ACTIVITY
For the data below, work out how many lines contain the word "this" and supply only that number.

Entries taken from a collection
==========
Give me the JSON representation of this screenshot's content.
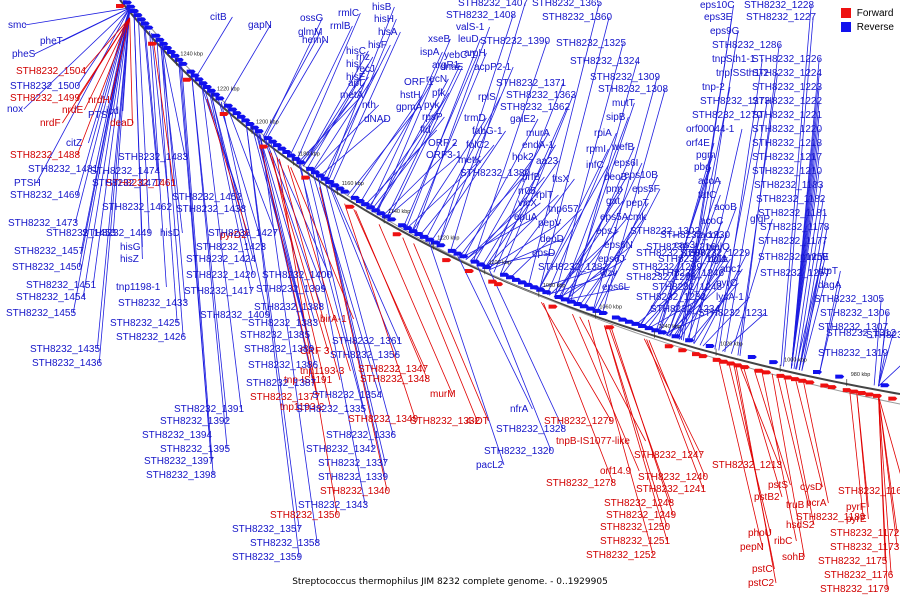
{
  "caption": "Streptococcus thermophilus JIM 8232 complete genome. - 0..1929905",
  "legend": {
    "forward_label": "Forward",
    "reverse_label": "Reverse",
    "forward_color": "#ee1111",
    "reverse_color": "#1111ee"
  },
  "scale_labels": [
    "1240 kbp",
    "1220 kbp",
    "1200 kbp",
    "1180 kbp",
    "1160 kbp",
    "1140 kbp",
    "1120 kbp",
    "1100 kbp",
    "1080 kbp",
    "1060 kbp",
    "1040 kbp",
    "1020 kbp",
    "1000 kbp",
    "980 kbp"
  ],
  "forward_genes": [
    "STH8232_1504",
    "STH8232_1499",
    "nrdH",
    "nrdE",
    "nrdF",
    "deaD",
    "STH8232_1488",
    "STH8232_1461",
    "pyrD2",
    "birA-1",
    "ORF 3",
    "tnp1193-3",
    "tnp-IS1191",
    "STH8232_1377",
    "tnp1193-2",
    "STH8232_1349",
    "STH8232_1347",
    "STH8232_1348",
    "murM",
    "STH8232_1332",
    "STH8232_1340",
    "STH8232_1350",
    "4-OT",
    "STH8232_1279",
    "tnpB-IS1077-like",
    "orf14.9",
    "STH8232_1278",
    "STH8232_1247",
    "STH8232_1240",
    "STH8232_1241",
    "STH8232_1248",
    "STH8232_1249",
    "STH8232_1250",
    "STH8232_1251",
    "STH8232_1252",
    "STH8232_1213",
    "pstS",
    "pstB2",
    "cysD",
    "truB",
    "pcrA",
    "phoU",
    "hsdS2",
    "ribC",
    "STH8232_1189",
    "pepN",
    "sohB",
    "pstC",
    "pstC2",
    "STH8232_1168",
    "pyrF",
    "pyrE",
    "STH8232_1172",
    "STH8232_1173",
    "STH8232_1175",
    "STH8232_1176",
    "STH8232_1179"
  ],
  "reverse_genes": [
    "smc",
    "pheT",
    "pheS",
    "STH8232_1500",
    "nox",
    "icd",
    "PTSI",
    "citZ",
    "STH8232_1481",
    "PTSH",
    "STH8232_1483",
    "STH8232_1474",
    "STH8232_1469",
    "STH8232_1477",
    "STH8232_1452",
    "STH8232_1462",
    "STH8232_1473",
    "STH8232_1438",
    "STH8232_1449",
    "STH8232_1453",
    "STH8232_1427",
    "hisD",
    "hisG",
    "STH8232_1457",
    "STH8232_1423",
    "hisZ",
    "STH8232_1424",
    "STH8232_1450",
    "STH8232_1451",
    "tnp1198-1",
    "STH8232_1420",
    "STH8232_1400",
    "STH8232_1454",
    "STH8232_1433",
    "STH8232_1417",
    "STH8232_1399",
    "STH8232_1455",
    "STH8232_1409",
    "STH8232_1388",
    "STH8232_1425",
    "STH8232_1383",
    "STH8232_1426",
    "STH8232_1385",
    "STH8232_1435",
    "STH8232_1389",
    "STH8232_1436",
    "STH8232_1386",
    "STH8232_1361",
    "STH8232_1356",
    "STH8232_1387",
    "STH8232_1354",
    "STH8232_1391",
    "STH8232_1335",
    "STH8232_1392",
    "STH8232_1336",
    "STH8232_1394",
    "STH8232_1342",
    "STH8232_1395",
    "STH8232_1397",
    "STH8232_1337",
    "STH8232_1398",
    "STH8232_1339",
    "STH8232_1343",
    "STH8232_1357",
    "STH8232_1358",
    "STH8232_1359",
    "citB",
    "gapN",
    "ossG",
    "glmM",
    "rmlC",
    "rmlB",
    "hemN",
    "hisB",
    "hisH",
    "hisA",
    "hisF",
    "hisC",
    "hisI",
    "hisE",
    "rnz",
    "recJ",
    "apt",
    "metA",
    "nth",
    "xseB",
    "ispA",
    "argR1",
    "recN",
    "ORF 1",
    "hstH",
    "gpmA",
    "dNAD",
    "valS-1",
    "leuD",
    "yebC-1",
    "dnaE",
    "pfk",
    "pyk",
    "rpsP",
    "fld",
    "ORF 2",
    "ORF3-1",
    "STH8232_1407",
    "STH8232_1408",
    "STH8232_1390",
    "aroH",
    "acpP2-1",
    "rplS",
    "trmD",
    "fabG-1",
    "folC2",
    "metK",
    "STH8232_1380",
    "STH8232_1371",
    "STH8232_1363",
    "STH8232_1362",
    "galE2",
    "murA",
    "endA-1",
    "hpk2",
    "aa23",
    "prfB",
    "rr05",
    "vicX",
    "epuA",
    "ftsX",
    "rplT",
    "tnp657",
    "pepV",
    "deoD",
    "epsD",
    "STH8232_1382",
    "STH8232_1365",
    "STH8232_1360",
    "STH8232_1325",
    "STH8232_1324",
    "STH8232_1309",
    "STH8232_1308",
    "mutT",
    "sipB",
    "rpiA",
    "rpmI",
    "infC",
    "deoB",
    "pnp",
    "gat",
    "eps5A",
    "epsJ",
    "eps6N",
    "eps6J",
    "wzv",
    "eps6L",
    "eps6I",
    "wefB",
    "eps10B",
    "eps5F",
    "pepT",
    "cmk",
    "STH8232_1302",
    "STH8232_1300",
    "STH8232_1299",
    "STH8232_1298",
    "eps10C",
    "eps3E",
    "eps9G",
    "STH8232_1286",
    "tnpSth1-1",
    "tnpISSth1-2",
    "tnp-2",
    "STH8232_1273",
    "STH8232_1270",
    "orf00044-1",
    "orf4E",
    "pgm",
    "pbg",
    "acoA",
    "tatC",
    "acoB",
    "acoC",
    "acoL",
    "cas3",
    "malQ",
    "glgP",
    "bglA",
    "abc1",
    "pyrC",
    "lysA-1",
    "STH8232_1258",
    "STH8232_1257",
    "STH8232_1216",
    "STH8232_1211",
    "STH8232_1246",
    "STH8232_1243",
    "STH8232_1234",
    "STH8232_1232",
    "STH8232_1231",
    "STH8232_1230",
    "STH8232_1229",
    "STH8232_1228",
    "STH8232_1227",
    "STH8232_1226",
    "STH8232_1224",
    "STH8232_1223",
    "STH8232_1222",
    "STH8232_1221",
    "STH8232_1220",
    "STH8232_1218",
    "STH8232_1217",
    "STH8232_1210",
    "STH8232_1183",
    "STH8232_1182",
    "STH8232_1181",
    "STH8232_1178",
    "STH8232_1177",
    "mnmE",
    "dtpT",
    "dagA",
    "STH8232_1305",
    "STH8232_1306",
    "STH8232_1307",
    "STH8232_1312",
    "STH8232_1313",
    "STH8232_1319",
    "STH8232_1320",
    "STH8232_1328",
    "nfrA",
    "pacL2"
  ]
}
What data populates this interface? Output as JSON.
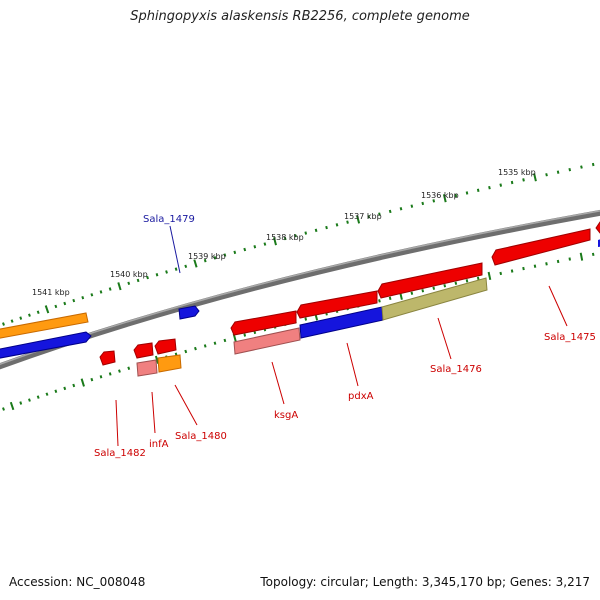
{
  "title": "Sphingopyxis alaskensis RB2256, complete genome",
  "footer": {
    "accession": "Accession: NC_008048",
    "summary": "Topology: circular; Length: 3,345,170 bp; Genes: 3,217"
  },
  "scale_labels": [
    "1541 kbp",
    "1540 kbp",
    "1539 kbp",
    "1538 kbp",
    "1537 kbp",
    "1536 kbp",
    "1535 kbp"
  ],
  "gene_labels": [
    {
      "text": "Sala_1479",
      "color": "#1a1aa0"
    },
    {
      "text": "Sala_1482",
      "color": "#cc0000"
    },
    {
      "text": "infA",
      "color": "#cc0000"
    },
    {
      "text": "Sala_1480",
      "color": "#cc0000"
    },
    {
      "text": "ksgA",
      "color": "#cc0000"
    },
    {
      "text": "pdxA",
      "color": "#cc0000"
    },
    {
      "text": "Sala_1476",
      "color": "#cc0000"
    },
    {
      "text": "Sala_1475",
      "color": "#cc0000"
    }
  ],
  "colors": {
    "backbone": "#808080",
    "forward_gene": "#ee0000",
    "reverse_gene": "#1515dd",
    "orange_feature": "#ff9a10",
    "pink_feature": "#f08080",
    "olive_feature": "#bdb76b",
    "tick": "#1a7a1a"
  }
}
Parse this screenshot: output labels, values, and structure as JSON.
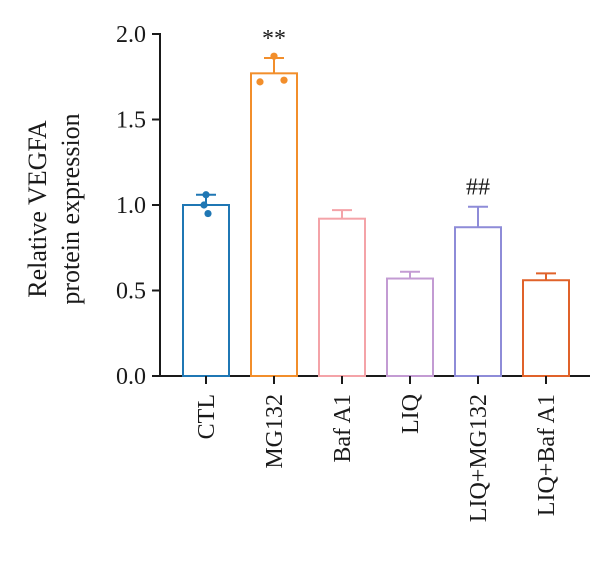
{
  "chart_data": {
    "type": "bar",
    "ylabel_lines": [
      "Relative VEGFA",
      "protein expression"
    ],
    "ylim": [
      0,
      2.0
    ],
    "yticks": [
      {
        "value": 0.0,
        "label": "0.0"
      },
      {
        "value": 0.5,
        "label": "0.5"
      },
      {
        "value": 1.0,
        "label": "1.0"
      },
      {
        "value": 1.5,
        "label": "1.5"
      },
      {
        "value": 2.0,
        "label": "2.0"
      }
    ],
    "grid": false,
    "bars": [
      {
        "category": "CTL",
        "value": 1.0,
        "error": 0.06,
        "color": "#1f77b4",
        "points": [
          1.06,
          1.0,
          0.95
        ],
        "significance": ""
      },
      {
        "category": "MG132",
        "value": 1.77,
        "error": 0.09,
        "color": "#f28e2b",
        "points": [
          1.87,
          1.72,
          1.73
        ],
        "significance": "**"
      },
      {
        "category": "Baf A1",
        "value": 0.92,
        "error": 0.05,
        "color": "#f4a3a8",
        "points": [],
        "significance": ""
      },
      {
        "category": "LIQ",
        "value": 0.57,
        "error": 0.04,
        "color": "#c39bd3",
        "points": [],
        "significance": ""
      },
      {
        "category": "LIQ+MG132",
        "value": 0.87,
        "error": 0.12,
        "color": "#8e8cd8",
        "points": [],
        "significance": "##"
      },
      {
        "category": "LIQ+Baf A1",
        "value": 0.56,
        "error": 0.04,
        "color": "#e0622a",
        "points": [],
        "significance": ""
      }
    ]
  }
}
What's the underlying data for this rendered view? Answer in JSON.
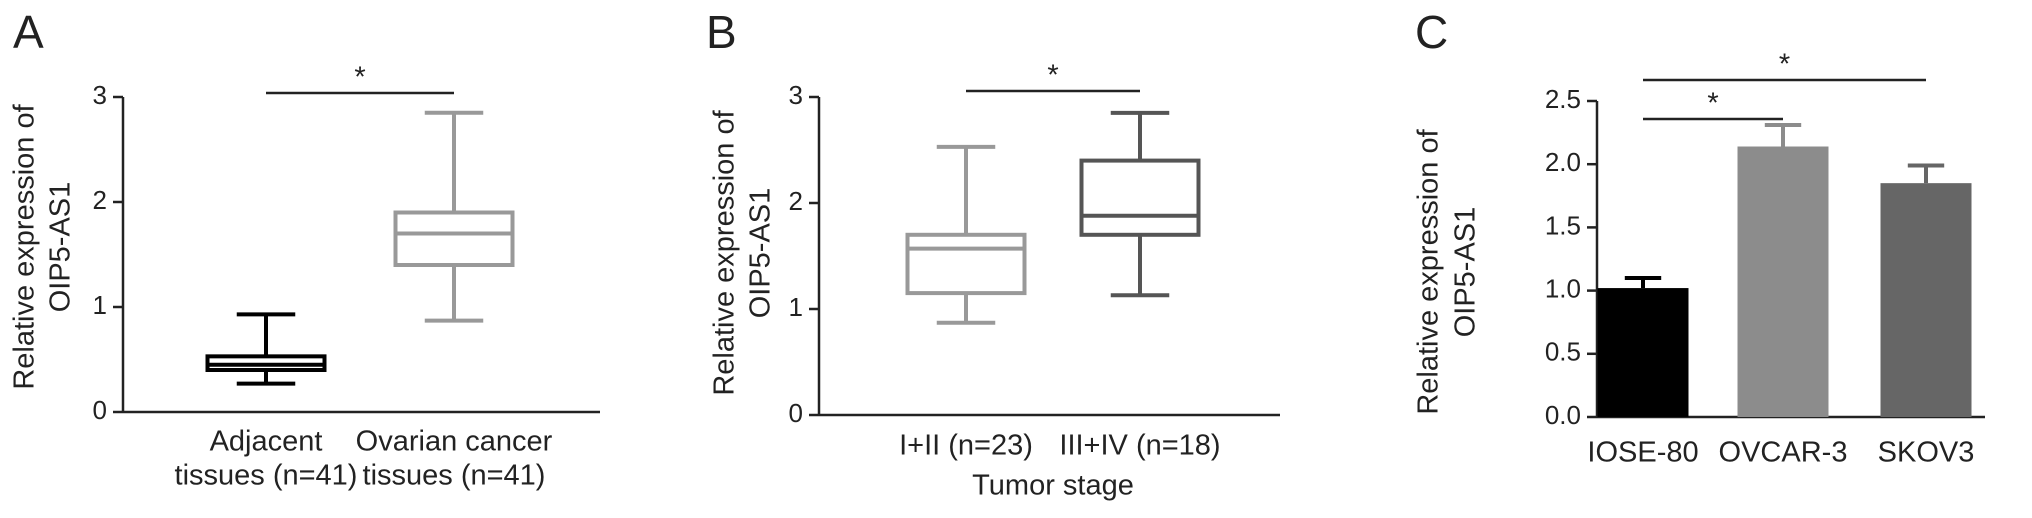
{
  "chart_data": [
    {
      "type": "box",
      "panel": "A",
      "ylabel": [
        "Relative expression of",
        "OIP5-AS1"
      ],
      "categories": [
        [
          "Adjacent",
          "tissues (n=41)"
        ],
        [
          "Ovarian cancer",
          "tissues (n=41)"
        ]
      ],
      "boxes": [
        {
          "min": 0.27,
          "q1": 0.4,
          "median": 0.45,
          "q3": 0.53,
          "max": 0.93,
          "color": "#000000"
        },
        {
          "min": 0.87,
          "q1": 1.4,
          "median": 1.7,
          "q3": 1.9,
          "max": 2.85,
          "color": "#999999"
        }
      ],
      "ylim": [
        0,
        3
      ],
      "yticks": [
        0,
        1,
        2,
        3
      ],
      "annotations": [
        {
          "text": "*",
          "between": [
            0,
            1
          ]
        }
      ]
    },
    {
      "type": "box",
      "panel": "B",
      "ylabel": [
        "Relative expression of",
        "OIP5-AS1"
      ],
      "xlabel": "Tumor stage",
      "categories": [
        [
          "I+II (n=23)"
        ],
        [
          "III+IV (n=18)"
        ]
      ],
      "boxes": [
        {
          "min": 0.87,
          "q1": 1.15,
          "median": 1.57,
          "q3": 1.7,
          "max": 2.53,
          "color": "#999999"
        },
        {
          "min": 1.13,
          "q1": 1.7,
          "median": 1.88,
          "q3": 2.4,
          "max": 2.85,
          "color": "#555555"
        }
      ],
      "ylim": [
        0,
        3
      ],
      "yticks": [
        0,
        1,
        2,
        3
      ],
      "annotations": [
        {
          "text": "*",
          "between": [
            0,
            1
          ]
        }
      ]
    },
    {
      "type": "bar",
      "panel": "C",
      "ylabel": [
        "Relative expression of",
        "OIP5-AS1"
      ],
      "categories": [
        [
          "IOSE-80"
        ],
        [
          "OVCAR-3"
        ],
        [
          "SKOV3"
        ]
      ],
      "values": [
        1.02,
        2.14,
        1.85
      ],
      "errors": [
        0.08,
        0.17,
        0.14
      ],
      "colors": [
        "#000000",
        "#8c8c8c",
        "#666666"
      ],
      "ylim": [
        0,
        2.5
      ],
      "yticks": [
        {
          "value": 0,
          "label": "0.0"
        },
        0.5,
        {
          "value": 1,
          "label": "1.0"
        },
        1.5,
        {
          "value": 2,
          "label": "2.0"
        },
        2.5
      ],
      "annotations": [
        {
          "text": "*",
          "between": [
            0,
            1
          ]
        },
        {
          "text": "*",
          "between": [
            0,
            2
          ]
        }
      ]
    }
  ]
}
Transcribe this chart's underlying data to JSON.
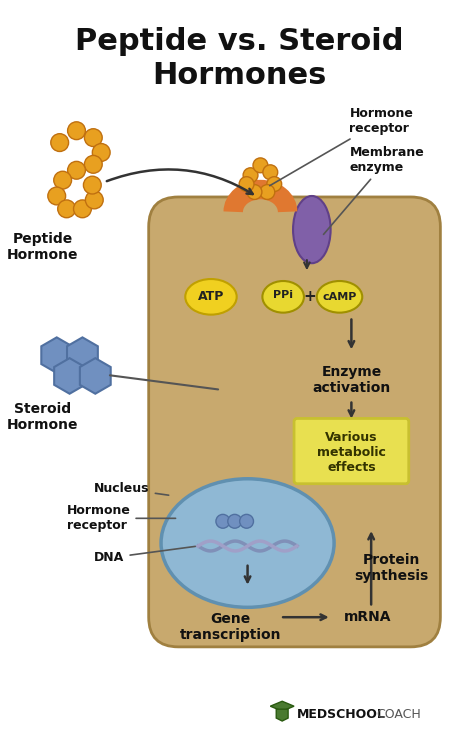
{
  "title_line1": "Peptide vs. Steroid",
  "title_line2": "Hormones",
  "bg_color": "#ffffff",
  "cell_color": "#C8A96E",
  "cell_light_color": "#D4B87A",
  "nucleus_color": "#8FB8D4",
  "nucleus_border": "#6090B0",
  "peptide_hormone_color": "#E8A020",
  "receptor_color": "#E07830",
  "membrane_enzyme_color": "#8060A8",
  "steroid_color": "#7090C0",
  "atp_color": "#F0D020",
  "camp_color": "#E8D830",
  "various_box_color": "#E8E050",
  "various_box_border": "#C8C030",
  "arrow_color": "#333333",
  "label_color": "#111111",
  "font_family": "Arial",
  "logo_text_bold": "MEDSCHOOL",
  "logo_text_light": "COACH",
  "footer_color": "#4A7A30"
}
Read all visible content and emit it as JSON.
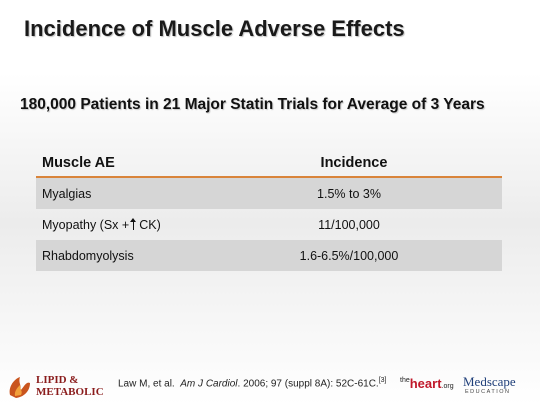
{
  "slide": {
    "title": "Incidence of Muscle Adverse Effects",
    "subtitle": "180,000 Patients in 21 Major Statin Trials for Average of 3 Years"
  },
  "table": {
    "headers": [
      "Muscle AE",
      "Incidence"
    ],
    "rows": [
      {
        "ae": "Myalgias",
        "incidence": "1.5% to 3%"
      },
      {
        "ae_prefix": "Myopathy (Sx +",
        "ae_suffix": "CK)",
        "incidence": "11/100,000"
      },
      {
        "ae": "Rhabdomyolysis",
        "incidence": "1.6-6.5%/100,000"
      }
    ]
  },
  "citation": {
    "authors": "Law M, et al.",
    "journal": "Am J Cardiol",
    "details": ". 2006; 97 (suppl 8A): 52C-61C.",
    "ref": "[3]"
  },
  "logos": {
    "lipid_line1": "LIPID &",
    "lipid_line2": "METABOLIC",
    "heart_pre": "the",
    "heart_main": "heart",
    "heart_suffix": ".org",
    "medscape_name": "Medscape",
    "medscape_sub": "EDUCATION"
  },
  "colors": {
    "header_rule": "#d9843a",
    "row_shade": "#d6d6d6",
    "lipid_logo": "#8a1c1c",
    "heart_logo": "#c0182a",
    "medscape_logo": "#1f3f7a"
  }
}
==========
SOLVED EXERCISE
5